[Collected data entries]
-*-

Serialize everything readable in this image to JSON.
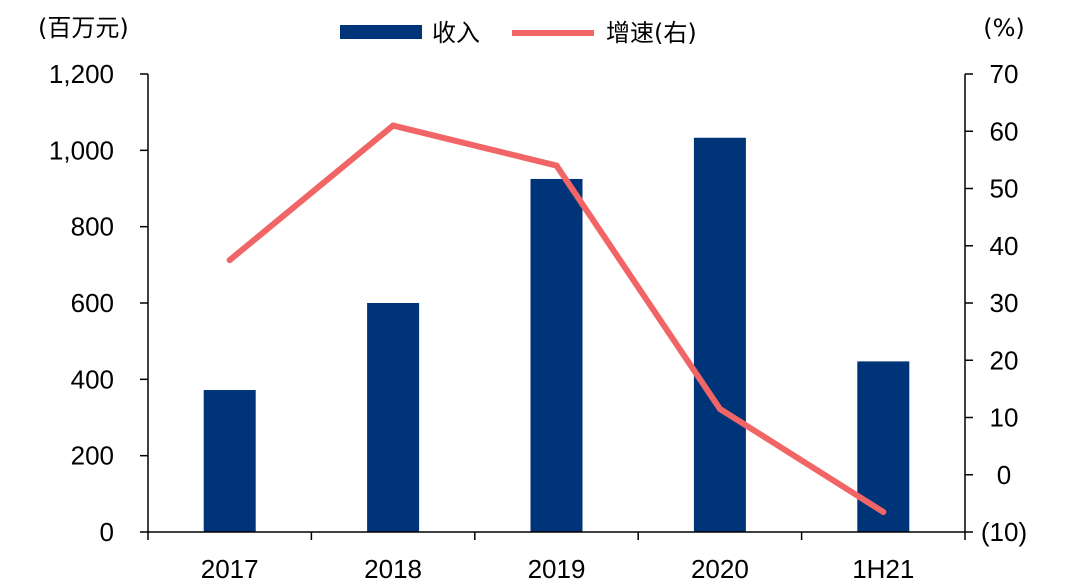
{
  "chart_data": {
    "type": "bar",
    "categories": [
      "2017",
      "2018",
      "2019",
      "2020",
      "1H21"
    ],
    "left_axis": {
      "unit_label": "(百万元)",
      "ylim": [
        0,
        1200
      ],
      "ticks": [
        0,
        200,
        400,
        600,
        800,
        1000,
        1200
      ],
      "tick_labels": [
        "0",
        "200",
        "400",
        "600",
        "800",
        "1,000",
        "1,200"
      ]
    },
    "right_axis": {
      "unit_label": "(%)",
      "ylim": [
        -10,
        70
      ],
      "ticks": [
        -10,
        0,
        10,
        20,
        30,
        40,
        50,
        60,
        70
      ],
      "tick_labels": [
        "(10)",
        "0",
        "10",
        "20",
        "30",
        "40",
        "50",
        "60",
        "70"
      ]
    },
    "series": [
      {
        "name": "收入",
        "type": "bar",
        "axis": "left",
        "color": "#003478",
        "values": [
          372,
          600,
          925,
          1033,
          447
        ]
      },
      {
        "name": "增速(右)",
        "type": "line",
        "axis": "right",
        "color": "#F26566",
        "values": [
          37.5,
          61,
          54,
          11.5,
          -6.5
        ]
      }
    ],
    "legend_position": "top-center",
    "grid": false
  }
}
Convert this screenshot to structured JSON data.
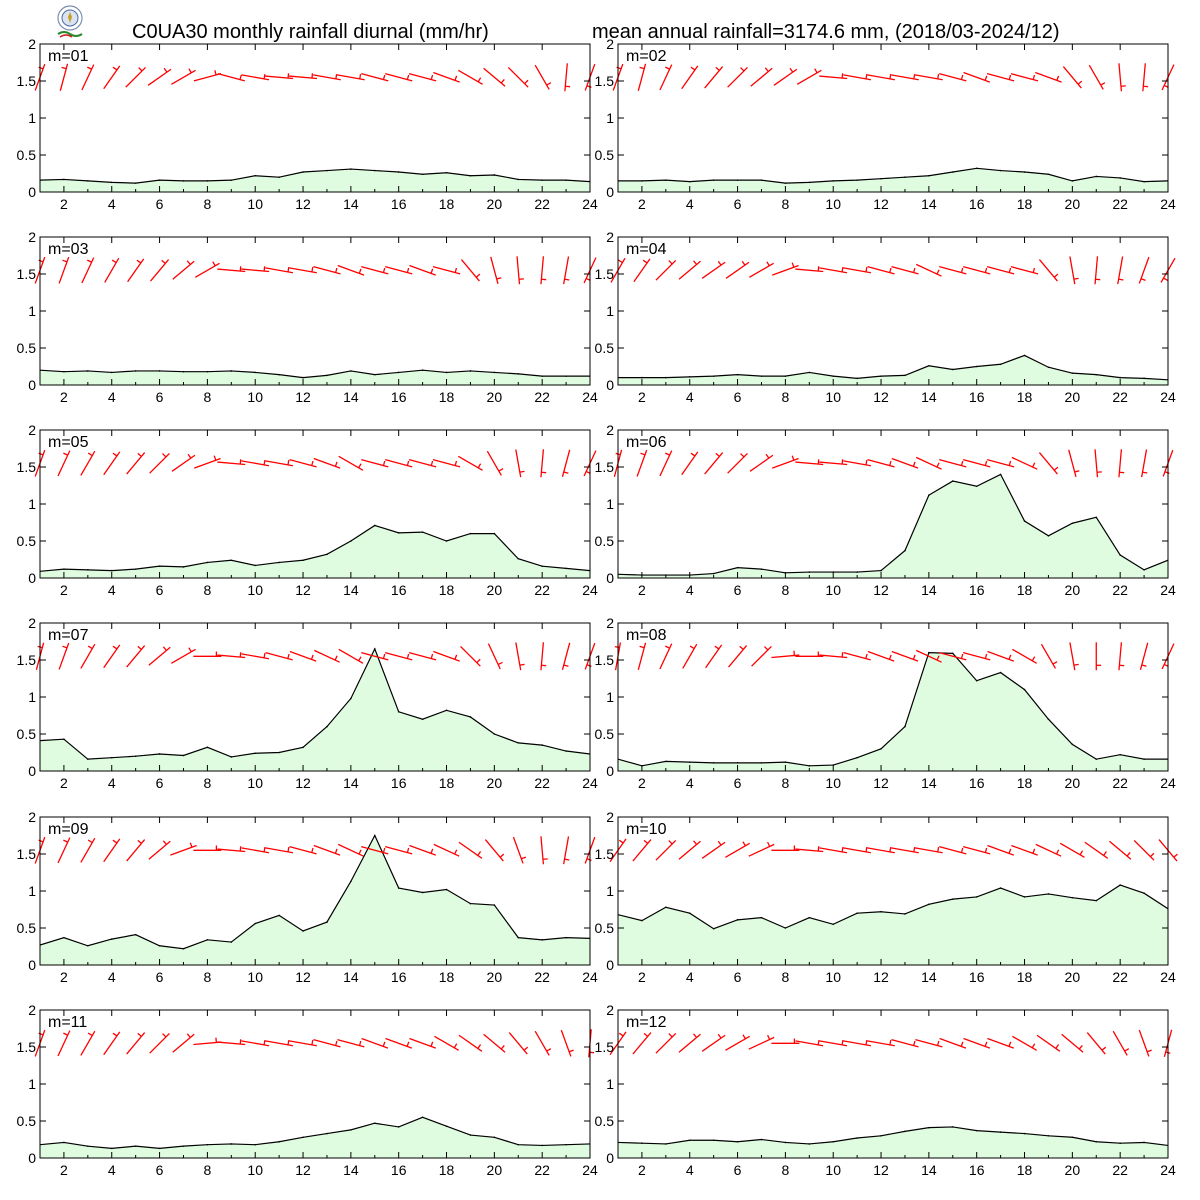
{
  "header": {
    "title_left": "C0UA30 monthly rainfall diurnal (mm/hr)",
    "title_right": "mean annual rainfall=3174.6 mm, (2018/03-2024/12)"
  },
  "chart_data": {
    "type": "area",
    "x": [
      1,
      2,
      3,
      4,
      5,
      6,
      7,
      8,
      9,
      10,
      11,
      12,
      13,
      14,
      15,
      16,
      17,
      18,
      19,
      20,
      21,
      22,
      23,
      24
    ],
    "x_tick_labels": [
      "2",
      "4",
      "6",
      "8",
      "10",
      "12",
      "14",
      "16",
      "18",
      "20",
      "22",
      "24"
    ],
    "y_tick_labels": [
      "0",
      "0.5",
      "1",
      "1.5",
      "2"
    ],
    "xlim": [
      1,
      24
    ],
    "ylim": [
      0,
      2
    ],
    "ylabel": "mm/hr",
    "grid": false,
    "colors": {
      "fill": "#e0fce0",
      "line": "#000000",
      "wind": "#ff0000"
    },
    "wind_barbs": "red wind barbs along y≈1.55 for each hour",
    "panels": [
      {
        "label": "m=01",
        "values": [
          0.16,
          0.17,
          0.15,
          0.13,
          0.12,
          0.16,
          0.15,
          0.15,
          0.16,
          0.22,
          0.2,
          0.27,
          0.29,
          0.31,
          0.29,
          0.27,
          0.24,
          0.26,
          0.22,
          0.23,
          0.17,
          0.16,
          0.16,
          0.14
        ],
        "wind_dir": [
          200,
          195,
          205,
          215,
          225,
          235,
          240,
          255,
          285,
          280,
          275,
          275,
          280,
          280,
          285,
          285,
          285,
          290,
          300,
          310,
          315,
          330,
          5,
          20
        ]
      },
      {
        "label": "m=02",
        "values": [
          0.15,
          0.15,
          0.16,
          0.14,
          0.16,
          0.16,
          0.16,
          0.12,
          0.13,
          0.15,
          0.16,
          0.18,
          0.2,
          0.22,
          0.27,
          0.32,
          0.29,
          0.27,
          0.24,
          0.15,
          0.21,
          0.19,
          0.14,
          0.15
        ],
        "wind_dir": [
          200,
          195,
          205,
          215,
          220,
          225,
          230,
          235,
          240,
          275,
          280,
          280,
          280,
          280,
          285,
          290,
          285,
          285,
          290,
          320,
          330,
          355,
          5,
          25
        ]
      },
      {
        "label": "m=03",
        "values": [
          0.2,
          0.18,
          0.19,
          0.17,
          0.19,
          0.19,
          0.18,
          0.18,
          0.19,
          0.17,
          0.14,
          0.1,
          0.13,
          0.19,
          0.14,
          0.17,
          0.2,
          0.17,
          0.19,
          0.17,
          0.15,
          0.12,
          0.12,
          0.12
        ],
        "wind_dir": [
          200,
          200,
          205,
          210,
          215,
          220,
          230,
          240,
          275,
          275,
          280,
          280,
          285,
          290,
          285,
          285,
          290,
          285,
          320,
          345,
          355,
          5,
          10,
          25
        ]
      },
      {
        "label": "m=04",
        "values": [
          0.1,
          0.1,
          0.1,
          0.11,
          0.12,
          0.14,
          0.12,
          0.12,
          0.17,
          0.12,
          0.09,
          0.12,
          0.13,
          0.26,
          0.21,
          0.25,
          0.28,
          0.4,
          0.24,
          0.16,
          0.14,
          0.1,
          0.09,
          0.07
        ],
        "wind_dir": [
          210,
          215,
          225,
          230,
          235,
          235,
          240,
          250,
          275,
          280,
          280,
          285,
          285,
          295,
          285,
          285,
          285,
          285,
          320,
          350,
          5,
          10,
          20,
          30
        ]
      },
      {
        "label": "m=05",
        "values": [
          0.09,
          0.12,
          0.11,
          0.1,
          0.12,
          0.16,
          0.15,
          0.21,
          0.24,
          0.17,
          0.21,
          0.24,
          0.32,
          0.5,
          0.71,
          0.61,
          0.62,
          0.5,
          0.6,
          0.6,
          0.26,
          0.16,
          0.13,
          0.1
        ],
        "wind_dir": [
          200,
          205,
          210,
          215,
          220,
          225,
          235,
          250,
          275,
          280,
          280,
          285,
          290,
          300,
          285,
          285,
          285,
          285,
          300,
          330,
          350,
          5,
          15,
          25
        ]
      },
      {
        "label": "m=06",
        "values": [
          0.05,
          0.04,
          0.04,
          0.04,
          0.06,
          0.14,
          0.12,
          0.07,
          0.08,
          0.08,
          0.08,
          0.1,
          0.37,
          1.12,
          1.31,
          1.24,
          1.4,
          0.77,
          0.57,
          0.74,
          0.82,
          0.31,
          0.11,
          0.24
        ],
        "wind_dir": [
          195,
          200,
          205,
          215,
          220,
          225,
          235,
          250,
          275,
          275,
          280,
          285,
          290,
          295,
          285,
          285,
          285,
          295,
          320,
          345,
          355,
          5,
          10,
          20
        ]
      },
      {
        "label": "m=07",
        "values": [
          0.41,
          0.43,
          0.16,
          0.18,
          0.2,
          0.23,
          0.21,
          0.32,
          0.19,
          0.24,
          0.25,
          0.32,
          0.6,
          0.98,
          1.65,
          0.8,
          0.7,
          0.82,
          0.73,
          0.5,
          0.38,
          0.35,
          0.27,
          0.23
        ],
        "wind_dir": [
          195,
          200,
          210,
          215,
          220,
          230,
          240,
          270,
          275,
          280,
          285,
          290,
          295,
          300,
          285,
          285,
          285,
          290,
          315,
          335,
          350,
          5,
          15,
          20
        ]
      },
      {
        "label": "m=08",
        "values": [
          0.16,
          0.07,
          0.13,
          0.12,
          0.11,
          0.11,
          0.11,
          0.12,
          0.07,
          0.08,
          0.18,
          0.3,
          0.6,
          1.6,
          1.59,
          1.22,
          1.33,
          1.1,
          0.7,
          0.36,
          0.16,
          0.22,
          0.16,
          0.16
        ],
        "wind_dir": [
          190,
          195,
          205,
          210,
          215,
          220,
          225,
          265,
          270,
          275,
          285,
          290,
          290,
          295,
          285,
          285,
          290,
          300,
          330,
          350,
          0,
          5,
          15,
          25
        ]
      },
      {
        "label": "m=09",
        "values": [
          0.27,
          0.37,
          0.26,
          0.35,
          0.41,
          0.26,
          0.22,
          0.34,
          0.31,
          0.56,
          0.67,
          0.46,
          0.58,
          1.13,
          1.75,
          1.04,
          0.98,
          1.02,
          0.83,
          0.81,
          0.37,
          0.34,
          0.37,
          0.36
        ],
        "wind_dir": [
          200,
          205,
          210,
          215,
          220,
          230,
          250,
          270,
          275,
          280,
          280,
          285,
          290,
          295,
          285,
          285,
          290,
          295,
          305,
          320,
          340,
          355,
          10,
          20
        ]
      },
      {
        "label": "m=10",
        "values": [
          0.68,
          0.6,
          0.78,
          0.7,
          0.49,
          0.61,
          0.64,
          0.5,
          0.64,
          0.55,
          0.7,
          0.72,
          0.69,
          0.82,
          0.89,
          0.92,
          1.04,
          0.92,
          0.96,
          0.91,
          0.87,
          1.08,
          0.97,
          0.76
        ],
        "wind_dir": [
          215,
          220,
          225,
          230,
          235,
          240,
          245,
          270,
          275,
          280,
          280,
          280,
          280,
          280,
          285,
          285,
          290,
          290,
          295,
          300,
          305,
          310,
          315,
          320
        ]
      },
      {
        "label": "m=11",
        "values": [
          0.18,
          0.21,
          0.16,
          0.13,
          0.16,
          0.13,
          0.16,
          0.18,
          0.19,
          0.18,
          0.22,
          0.28,
          0.33,
          0.38,
          0.47,
          0.42,
          0.55,
          0.43,
          0.31,
          0.28,
          0.18,
          0.17,
          0.18,
          0.19
        ],
        "wind_dir": [
          200,
          205,
          210,
          215,
          220,
          225,
          230,
          265,
          275,
          280,
          280,
          280,
          285,
          285,
          290,
          290,
          290,
          300,
          305,
          310,
          320,
          330,
          340,
          5
        ]
      },
      {
        "label": "m=12",
        "values": [
          0.21,
          0.2,
          0.19,
          0.24,
          0.24,
          0.22,
          0.25,
          0.21,
          0.19,
          0.22,
          0.27,
          0.3,
          0.36,
          0.41,
          0.42,
          0.37,
          0.35,
          0.33,
          0.3,
          0.28,
          0.22,
          0.2,
          0.21,
          0.17
        ],
        "wind_dir": [
          215,
          220,
          225,
          230,
          235,
          240,
          245,
          270,
          280,
          280,
          280,
          280,
          285,
          285,
          290,
          290,
          290,
          300,
          305,
          310,
          320,
          330,
          340,
          15
        ]
      }
    ]
  }
}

-*-

→ **WHAT THE EXERCISE ASKS**
Scan the listing above for the word "rainfall" and copy every line that holds it.

→ **SOLUTION BELOW**
    "title_left": "C0UA30 monthly rainfall diurnal (mm/hr)",
    "title_right": "mean annual rainfall=3174.6 mm, (2018/03-2024/12)"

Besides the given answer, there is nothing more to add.